## Aim
Your task is to transcribe the records exactly, skipping every image.

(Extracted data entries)
☆ ☆ ☆ ☆
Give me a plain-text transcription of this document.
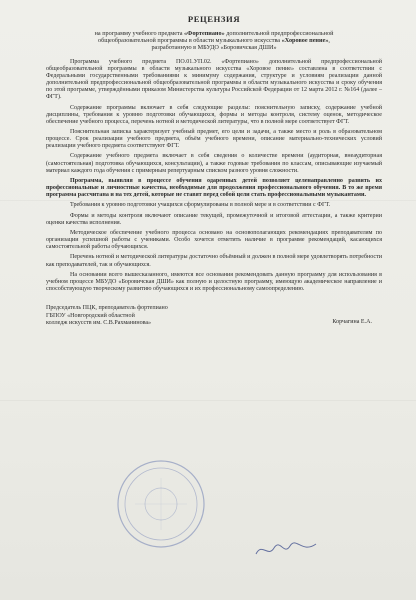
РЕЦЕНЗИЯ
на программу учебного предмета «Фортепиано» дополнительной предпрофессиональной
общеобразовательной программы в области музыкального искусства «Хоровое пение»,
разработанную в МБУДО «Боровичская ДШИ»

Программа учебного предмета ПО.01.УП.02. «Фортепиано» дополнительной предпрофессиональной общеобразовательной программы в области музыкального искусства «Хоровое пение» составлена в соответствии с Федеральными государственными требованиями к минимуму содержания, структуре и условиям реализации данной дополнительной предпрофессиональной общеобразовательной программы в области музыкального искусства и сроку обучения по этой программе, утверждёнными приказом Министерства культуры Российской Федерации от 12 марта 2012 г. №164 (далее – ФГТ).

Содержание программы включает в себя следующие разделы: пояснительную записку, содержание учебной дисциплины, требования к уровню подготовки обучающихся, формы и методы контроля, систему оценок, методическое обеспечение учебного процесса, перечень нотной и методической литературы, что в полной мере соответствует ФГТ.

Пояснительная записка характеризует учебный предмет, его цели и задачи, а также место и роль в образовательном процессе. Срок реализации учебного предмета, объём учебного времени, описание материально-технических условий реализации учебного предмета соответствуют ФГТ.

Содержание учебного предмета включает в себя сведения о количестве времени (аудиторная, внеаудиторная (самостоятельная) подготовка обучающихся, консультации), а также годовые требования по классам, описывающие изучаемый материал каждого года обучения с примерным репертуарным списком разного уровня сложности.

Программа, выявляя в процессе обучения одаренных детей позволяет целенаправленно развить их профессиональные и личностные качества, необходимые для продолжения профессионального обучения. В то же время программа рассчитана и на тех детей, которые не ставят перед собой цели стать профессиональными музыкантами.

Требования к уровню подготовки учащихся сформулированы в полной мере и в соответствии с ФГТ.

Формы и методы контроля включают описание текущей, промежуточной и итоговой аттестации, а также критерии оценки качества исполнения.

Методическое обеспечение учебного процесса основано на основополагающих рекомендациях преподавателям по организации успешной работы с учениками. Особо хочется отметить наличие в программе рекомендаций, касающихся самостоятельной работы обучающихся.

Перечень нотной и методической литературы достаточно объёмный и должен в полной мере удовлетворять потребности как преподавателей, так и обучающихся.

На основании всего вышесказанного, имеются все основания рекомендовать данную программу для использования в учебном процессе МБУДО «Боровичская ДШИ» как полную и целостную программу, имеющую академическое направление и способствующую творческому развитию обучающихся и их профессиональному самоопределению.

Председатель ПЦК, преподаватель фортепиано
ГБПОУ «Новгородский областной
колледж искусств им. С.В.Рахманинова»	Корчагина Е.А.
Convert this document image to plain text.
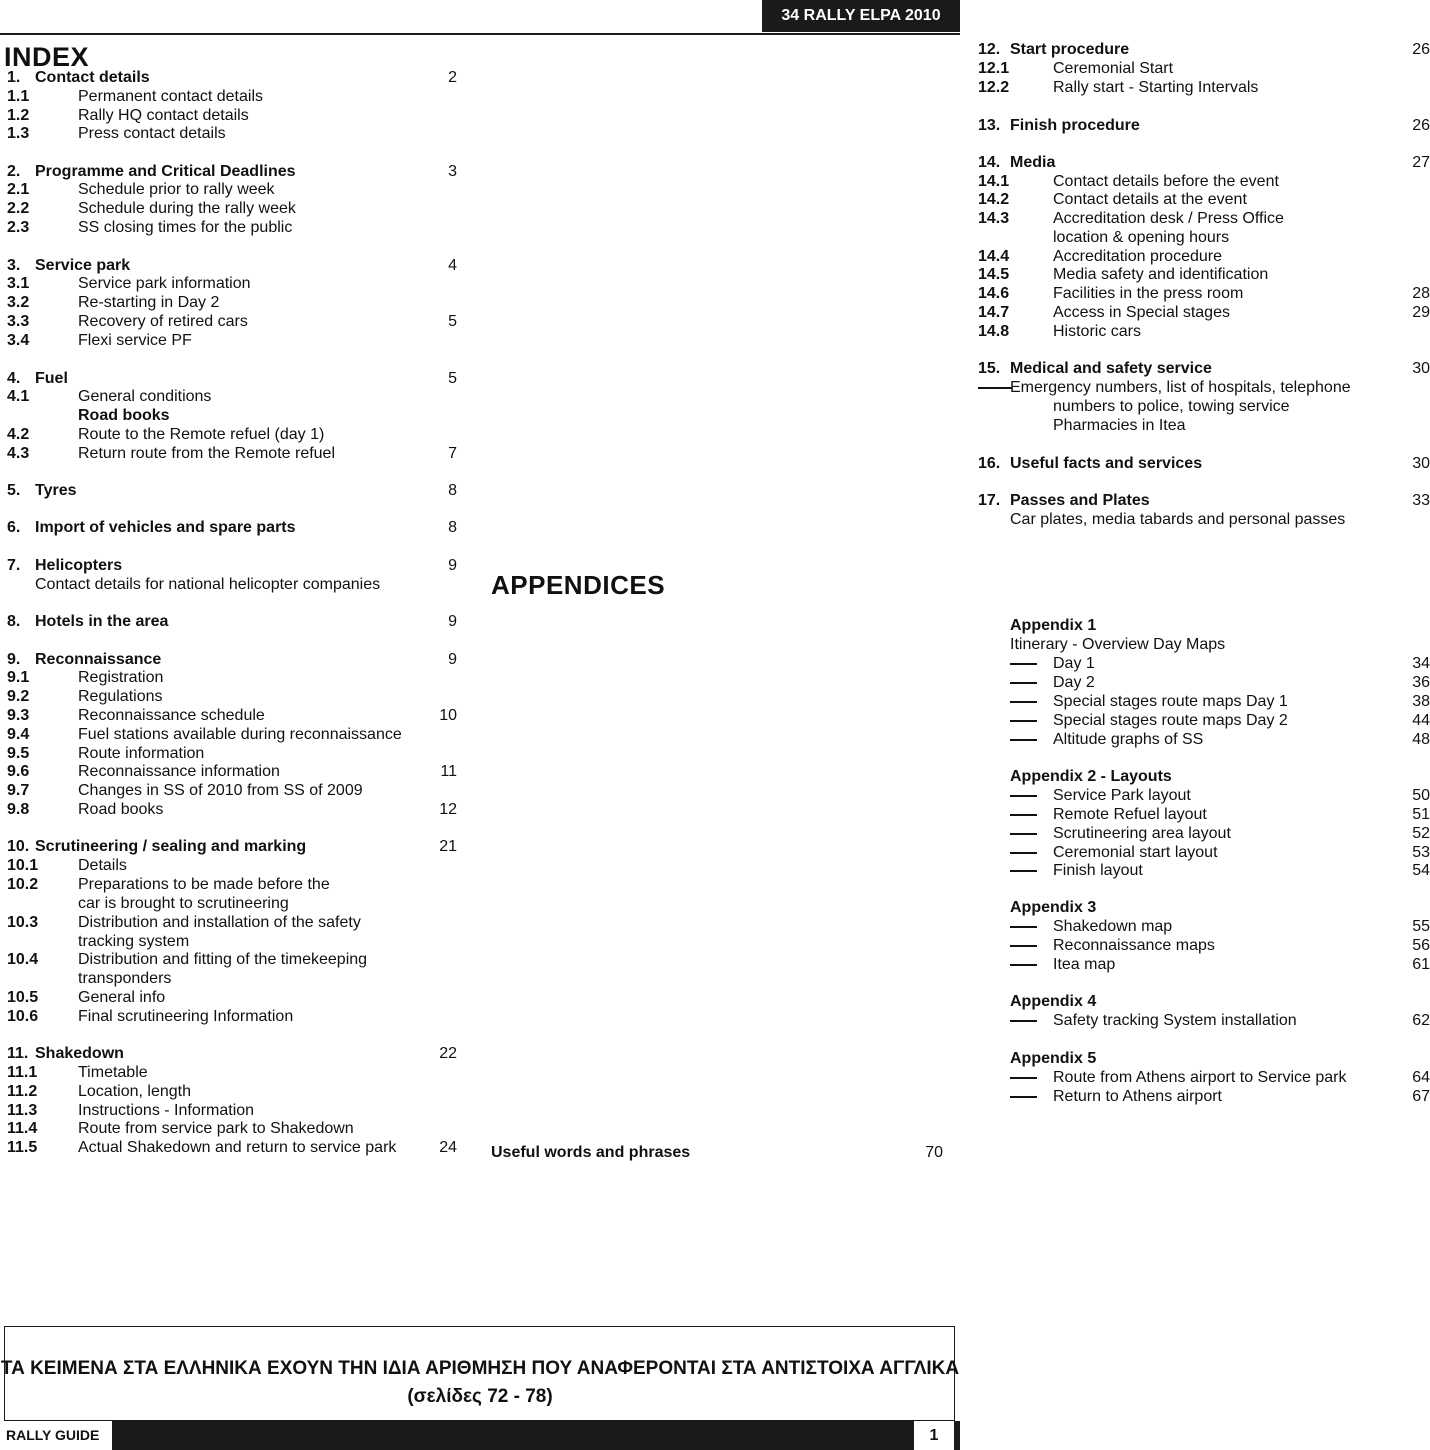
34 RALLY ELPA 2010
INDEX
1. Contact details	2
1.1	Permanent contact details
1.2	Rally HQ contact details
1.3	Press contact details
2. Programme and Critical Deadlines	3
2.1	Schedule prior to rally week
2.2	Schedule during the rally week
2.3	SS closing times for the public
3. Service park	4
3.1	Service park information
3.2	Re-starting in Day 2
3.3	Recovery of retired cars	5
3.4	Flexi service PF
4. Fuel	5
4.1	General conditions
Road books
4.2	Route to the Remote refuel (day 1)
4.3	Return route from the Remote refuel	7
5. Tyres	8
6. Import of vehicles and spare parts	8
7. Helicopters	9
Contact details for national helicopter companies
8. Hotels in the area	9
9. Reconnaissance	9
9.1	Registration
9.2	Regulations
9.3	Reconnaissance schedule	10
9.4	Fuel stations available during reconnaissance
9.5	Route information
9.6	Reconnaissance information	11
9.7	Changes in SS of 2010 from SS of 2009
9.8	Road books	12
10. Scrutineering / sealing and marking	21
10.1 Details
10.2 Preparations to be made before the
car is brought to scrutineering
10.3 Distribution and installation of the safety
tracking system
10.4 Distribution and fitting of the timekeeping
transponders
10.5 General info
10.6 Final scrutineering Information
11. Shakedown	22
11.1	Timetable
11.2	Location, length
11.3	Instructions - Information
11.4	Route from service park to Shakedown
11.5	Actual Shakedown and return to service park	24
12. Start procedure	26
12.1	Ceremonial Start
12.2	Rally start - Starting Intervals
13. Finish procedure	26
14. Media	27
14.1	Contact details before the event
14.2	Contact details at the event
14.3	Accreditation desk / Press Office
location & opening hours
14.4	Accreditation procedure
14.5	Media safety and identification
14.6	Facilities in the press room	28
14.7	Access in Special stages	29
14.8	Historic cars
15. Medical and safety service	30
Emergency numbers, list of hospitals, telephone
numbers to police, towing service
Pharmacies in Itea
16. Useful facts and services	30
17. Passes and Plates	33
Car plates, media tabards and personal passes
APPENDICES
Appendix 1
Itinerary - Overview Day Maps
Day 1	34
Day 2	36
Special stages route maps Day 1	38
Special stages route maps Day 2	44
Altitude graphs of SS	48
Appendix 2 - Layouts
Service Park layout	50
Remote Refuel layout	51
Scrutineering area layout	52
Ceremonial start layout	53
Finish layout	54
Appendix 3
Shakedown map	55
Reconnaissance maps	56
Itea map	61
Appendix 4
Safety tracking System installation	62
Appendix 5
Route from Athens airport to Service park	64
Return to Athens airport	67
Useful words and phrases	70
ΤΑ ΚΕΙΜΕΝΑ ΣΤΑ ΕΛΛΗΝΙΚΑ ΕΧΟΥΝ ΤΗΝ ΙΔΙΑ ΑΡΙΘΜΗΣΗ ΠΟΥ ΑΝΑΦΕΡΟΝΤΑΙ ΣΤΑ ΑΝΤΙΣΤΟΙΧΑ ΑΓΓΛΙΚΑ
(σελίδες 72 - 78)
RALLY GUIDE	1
☆ ☆ ☆ ☆
## The output
Give me a plain-text transcription of this document.
РЕЦЕНЗИЯ
на программу учебного предмета «Фортепиано» дополнительной предпрофессиональной
общеобразовательной программы в области музыкального искусства «Хоровое пение»,
разработанную в МБУДО «Боровичская ДШИ»

Программа учебного предмета ПО.01.УП.02. «Фортепиано» дополнительной предпрофессиональной общеобразовательной программы в области музыкального искусства «Хоровое пение» составлена в соответствии с Федеральными государственными требованиями к минимуму содержания, структуре и условиям реализации данной дополнительной предпрофессиональной общеобразовательной программы в области музыкального искусства и сроку обучения по этой программе, утверждёнными приказом Министерства культуры Российской Федерации от 12 марта 2012 г. №164 (далее – ФГТ).

Содержание программы включает в себя следующие разделы: пояснительную записку, содержание учебной дисциплины, требования к уровню подготовки обучающихся, формы и методы контроля, систему оценок, методическое обеспечение учебного процесса, перечень нотной и методической литературы, что в полной мере соответствует ФГТ.

Пояснительная записка характеризует учебный предмет, его цели и задачи, а также место и роль в образовательном процессе. Срок реализации учебного предмета, объём учебного времени, описание материально-технических условий реализации учебного предмета соответствуют ФГТ.

Содержание учебного предмета включает в себя сведения о количестве времени (аудиторная, внеаудиторная (самостоятельная) подготовка обучающихся, консультации), а также годовые требования по классам, описывающие изучаемый материал каждого года обучения с примерным репертуарным списком разного уровня сложности.

Программа, выявляя в процессе обучения одаренных детей позволяет целенаправленно развить их профессиональные и личностные качества, необходимые для продолжения профессионального обучения. В то же время программа рассчитана и на тех детей, которые не ставят перед собой цели стать профессиональными музыкантами.

Требования к уровню подготовки учащихся сформулированы в полной мере и в соответствии с ФГТ.

Формы и методы контроля включают описание текущей, промежуточной и итоговой аттестации, а также критерии оценки качества исполнения.

Методическое обеспечение учебного процесса основано на основополагающих рекомендациях преподавателям по организации успешной работы с учениками. Особо хочется отметить наличие в программе рекомендаций, касающихся самостоятельной работы обучающихся.

Перечень нотной и методической литературы достаточно объёмный и должен в полной мере удовлетворять потребности как преподавателей, так и обучающихся.

На основании всего вышесказанного, имеются все основания рекомендовать данную программу для использования в учебном процессе МБУДО «Боровичская ДШИ» как полную и целостную программу, имеющую академическое направление и способствующую творческому развитию обучающихся и их профессиональному самоопределению.

Председатель ПЦК, преподаватель фортепиано
ГБПОУ «Новгородский областной
колледж искусств им. С.В.Рахманинова»	Корчагина Е.А.
Convert this document image to plain text.
34 RALLY ELPA 2010
INDEX
1. Contact details	2
1.1	Permanent contact details
1.2	Rally HQ contact details
1.3	Press contact details
2. Programme and Critical Deadlines	3
2.1	Schedule prior to rally week
2.2	Schedule during the rally week
2.3	SS closing times for the public
3. Service park	4
3.1	Service park information
3.2	Re-starting in Day 2
3.3	Recovery of retired cars	5
3.4	Flexi service PF
4. Fuel	5
4.1	General conditions
Road books
4.2	Route to the Remote refuel (day 1)
4.3	Return route from the Remote refuel	7
5. Tyres	8
6. Import of vehicles and spare parts	8
7. Helicopters	9
Contact details for national helicopter companies
8. Hotels in the area	9
9. Reconnaissance	9
9.1	Registration
9.2	Regulations
9.3	Reconnaissance schedule	10
9.4	Fuel stations available during reconnaissance
9.5	Route information
9.6	Reconnaissance information	11
9.7	Changes in SS of 2010 from SS of 2009
9.8	Road books	12
10. Scrutineering / sealing and marking	21
10.1 Details
10.2 Preparations to be made before the
car is brought to scrutineering
10.3 Distribution and installation of the safety
tracking system
10.4 Distribution and fitting of the timekeeping
transponders
10.5 General info
10.6 Final scrutineering Information
11. Shakedown	22
11.1	Timetable
11.2	Location, length
11.3	Instructions - Information
11.4	Route from service park to Shakedown
11.5	Actual Shakedown and return to service park	24
12. Start procedure	26
12.1	Ceremonial Start
12.2	Rally start - Starting Intervals
13. Finish procedure	26
14. Media	27
14.1	Contact details before the event
14.2	Contact details at the event
14.3	Accreditation desk / Press Office
location & opening hours
14.4	Accreditation procedure
14.5	Media safety and identification
14.6	Facilities in the press room	28
14.7	Access in Special stages	29
14.8	Historic cars
15. Medical and safety service	30
Emergency numbers, list of hospitals, telephone
numbers to police, towing service
Pharmacies in Itea
16. Useful facts and services	30
17. Passes and Plates	33
Car plates, media tabards and personal passes
APPENDICES
Appendix 1
Itinerary - Overview Day Maps
Day 1	34
Day 2	36
Special stages route maps Day 1	38
Special stages route maps Day 2	44
Altitude graphs of SS	48
Appendix 2 - Layouts
Service Park layout	50
Remote Refuel layout	51
Scrutineering area layout	52
Ceremonial start layout	53
Finish layout	54
Appendix 3
Shakedown map	55
Reconnaissance maps	56
Itea map	61
Appendix 4
Safety tracking System installation	62
Appendix 5
Route from Athens airport to Service park	64
Return to Athens airport	67
Useful words and phrases	70
ΤΑ ΚΕΙΜΕΝΑ ΣΤΑ ΕΛΛΗΝΙΚΑ ΕΧΟΥΝ ΤΗΝ ΙΔΙΑ ΑΡΙΘΜΗΣΗ ΠΟΥ ΑΝΑΦΕΡΟΝΤΑΙ ΣΤΑ ΑΝΤΙΣΤΟΙΧΑ ΑΓΓΛΙΚΑ
(σελίδες 72 - 78)
RALLY GUIDE	1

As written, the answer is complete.